# EXERCISE
Write out the data below in full. Keep it exact.

Collected data
= = = = =
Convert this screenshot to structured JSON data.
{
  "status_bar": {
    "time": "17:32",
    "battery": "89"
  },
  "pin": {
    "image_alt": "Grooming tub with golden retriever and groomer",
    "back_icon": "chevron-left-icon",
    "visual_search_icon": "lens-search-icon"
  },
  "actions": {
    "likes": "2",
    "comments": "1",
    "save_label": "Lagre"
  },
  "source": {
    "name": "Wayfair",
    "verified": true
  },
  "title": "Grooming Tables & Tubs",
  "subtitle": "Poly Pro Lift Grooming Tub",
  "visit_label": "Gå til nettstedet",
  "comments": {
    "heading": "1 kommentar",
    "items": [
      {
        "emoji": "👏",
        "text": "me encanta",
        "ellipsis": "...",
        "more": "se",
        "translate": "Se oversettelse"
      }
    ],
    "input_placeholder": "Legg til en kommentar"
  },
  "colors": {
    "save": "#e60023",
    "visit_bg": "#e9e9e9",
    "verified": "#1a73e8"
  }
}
= = = = =
# COMPLETED EXERCISE
Convert this screenshot to structured JSON data.
{
  "status_bar": {
    "time": "17:32",
    "battery": "89"
  },
  "pin": {
    "image_alt": "Grooming tub with golden retriever and groomer",
    "back_icon": "chevron-left-icon",
    "visual_search_icon": "lens-search-icon"
  },
  "actions": {
    "likes": "2",
    "comments": "1",
    "save_label": "Lagre"
  },
  "source": {
    "name": "Wayfair",
    "verified": true
  },
  "title": "Grooming Tables & Tubs",
  "subtitle": "Poly Pro Lift Grooming Tub",
  "visit_label": "Gå til nettstedet",
  "comments": {
    "heading": "1 kommentar",
    "items": [
      {
        "emoji": "👏",
        "text": "me encanta",
        "ellipsis": "...",
        "more": "se",
        "translate": "Se oversettelse"
      }
    ],
    "input_placeholder": "Legg til en kommentar"
  },
  "colors": {
    "save": "#e60023",
    "visit_bg": "#e9e9e9",
    "verified": "#1a73e8"
  }
}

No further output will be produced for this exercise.